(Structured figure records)
....
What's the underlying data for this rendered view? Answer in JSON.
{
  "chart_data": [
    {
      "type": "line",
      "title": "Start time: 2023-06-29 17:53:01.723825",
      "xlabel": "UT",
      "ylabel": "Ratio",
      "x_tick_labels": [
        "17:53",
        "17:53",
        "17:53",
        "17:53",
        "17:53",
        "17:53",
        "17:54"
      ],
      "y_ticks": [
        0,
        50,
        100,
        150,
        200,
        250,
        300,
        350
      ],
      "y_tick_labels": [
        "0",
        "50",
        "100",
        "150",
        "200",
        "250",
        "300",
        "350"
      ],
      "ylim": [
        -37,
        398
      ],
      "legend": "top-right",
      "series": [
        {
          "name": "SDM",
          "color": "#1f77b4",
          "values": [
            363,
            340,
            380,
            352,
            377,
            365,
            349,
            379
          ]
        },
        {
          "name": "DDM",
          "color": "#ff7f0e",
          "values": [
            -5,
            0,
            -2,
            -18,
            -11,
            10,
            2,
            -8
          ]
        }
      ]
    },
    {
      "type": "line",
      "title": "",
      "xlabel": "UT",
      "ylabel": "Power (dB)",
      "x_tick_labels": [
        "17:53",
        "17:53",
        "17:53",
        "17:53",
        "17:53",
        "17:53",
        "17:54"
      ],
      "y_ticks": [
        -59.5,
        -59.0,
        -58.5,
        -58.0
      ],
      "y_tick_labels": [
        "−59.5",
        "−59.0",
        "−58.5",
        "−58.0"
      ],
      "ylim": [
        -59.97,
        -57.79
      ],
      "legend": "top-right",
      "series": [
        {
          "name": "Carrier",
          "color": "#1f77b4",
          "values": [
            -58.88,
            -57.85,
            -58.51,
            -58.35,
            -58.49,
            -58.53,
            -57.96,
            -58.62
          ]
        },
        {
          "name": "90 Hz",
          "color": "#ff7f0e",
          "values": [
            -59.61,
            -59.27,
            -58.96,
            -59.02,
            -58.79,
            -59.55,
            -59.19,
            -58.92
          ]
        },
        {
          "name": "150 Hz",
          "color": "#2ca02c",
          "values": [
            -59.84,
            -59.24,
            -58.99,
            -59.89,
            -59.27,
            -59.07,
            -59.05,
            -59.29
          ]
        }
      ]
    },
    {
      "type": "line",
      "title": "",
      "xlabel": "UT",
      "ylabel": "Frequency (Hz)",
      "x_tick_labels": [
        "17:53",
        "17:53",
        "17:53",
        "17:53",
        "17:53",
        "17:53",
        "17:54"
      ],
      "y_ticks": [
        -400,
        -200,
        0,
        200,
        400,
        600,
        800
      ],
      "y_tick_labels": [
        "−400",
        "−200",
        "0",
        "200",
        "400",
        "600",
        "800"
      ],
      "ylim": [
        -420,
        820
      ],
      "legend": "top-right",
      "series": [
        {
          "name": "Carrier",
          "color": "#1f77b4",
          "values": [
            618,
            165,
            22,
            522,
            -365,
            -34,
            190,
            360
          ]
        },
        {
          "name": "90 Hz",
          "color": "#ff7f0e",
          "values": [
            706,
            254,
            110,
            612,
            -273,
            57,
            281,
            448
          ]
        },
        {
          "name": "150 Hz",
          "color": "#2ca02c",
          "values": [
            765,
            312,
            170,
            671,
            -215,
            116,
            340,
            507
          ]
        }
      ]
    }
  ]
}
....
Above are the records; retype them all without a single difference.

What's the underlying data for this rendered view? Answer in JSON.
{
  "chart_data": [
    {
      "type": "line",
      "title": "Start time: 2023-06-29 17:53:01.723825",
      "xlabel": "UT",
      "ylabel": "Ratio",
      "x_tick_labels": [
        "17:53",
        "17:53",
        "17:53",
        "17:53",
        "17:53",
        "17:53",
        "17:54"
      ],
      "y_ticks": [
        0,
        50,
        100,
        150,
        200,
        250,
        300,
        350
      ],
      "y_tick_labels": [
        "0",
        "50",
        "100",
        "150",
        "200",
        "250",
        "300",
        "350"
      ],
      "ylim": [
        -37,
        398
      ],
      "legend": "top-right",
      "series": [
        {
          "name": "SDM",
          "color": "#1f77b4",
          "values": [
            363,
            340,
            380,
            352,
            377,
            365,
            349,
            379
          ]
        },
        {
          "name": "DDM",
          "color": "#ff7f0e",
          "values": [
            -5,
            0,
            -2,
            -18,
            -11,
            10,
            2,
            -8
          ]
        }
      ]
    },
    {
      "type": "line",
      "title": "",
      "xlabel": "UT",
      "ylabel": "Power (dB)",
      "x_tick_labels": [
        "17:53",
        "17:53",
        "17:53",
        "17:53",
        "17:53",
        "17:53",
        "17:54"
      ],
      "y_ticks": [
        -59.5,
        -59.0,
        -58.5,
        -58.0
      ],
      "y_tick_labels": [
        "−59.5",
        "−59.0",
        "−58.5",
        "−58.0"
      ],
      "ylim": [
        -59.97,
        -57.79
      ],
      "legend": "top-right",
      "series": [
        {
          "name": "Carrier",
          "color": "#1f77b4",
          "values": [
            -58.88,
            -57.85,
            -58.51,
            -58.35,
            -58.49,
            -58.53,
            -57.96,
            -58.62
          ]
        },
        {
          "name": "90 Hz",
          "color": "#ff7f0e",
          "values": [
            -59.61,
            -59.27,
            -58.96,
            -59.02,
            -58.79,
            -59.55,
            -59.19,
            -58.92
          ]
        },
        {
          "name": "150 Hz",
          "color": "#2ca02c",
          "values": [
            -59.84,
            -59.24,
            -58.99,
            -59.89,
            -59.27,
            -59.07,
            -59.05,
            -59.29
          ]
        }
      ]
    },
    {
      "type": "line",
      "title": "",
      "xlabel": "UT",
      "ylabel": "Frequency (Hz)",
      "x_tick_labels": [
        "17:53",
        "17:53",
        "17:53",
        "17:53",
        "17:53",
        "17:53",
        "17:54"
      ],
      "y_ticks": [
        -400,
        -200,
        0,
        200,
        400,
        600,
        800
      ],
      "y_tick_labels": [
        "−400",
        "−200",
        "0",
        "200",
        "400",
        "600",
        "800"
      ],
      "ylim": [
        -420,
        820
      ],
      "legend": "top-right",
      "series": [
        {
          "name": "Carrier",
          "color": "#1f77b4",
          "values": [
            618,
            165,
            22,
            522,
            -365,
            -34,
            190,
            360
          ]
        },
        {
          "name": "90 Hz",
          "color": "#ff7f0e",
          "values": [
            706,
            254,
            110,
            612,
            -273,
            57,
            281,
            448
          ]
        },
        {
          "name": "150 Hz",
          "color": "#2ca02c",
          "values": [
            765,
            312,
            170,
            671,
            -215,
            116,
            340,
            507
          ]
        }
      ]
    }
  ]
}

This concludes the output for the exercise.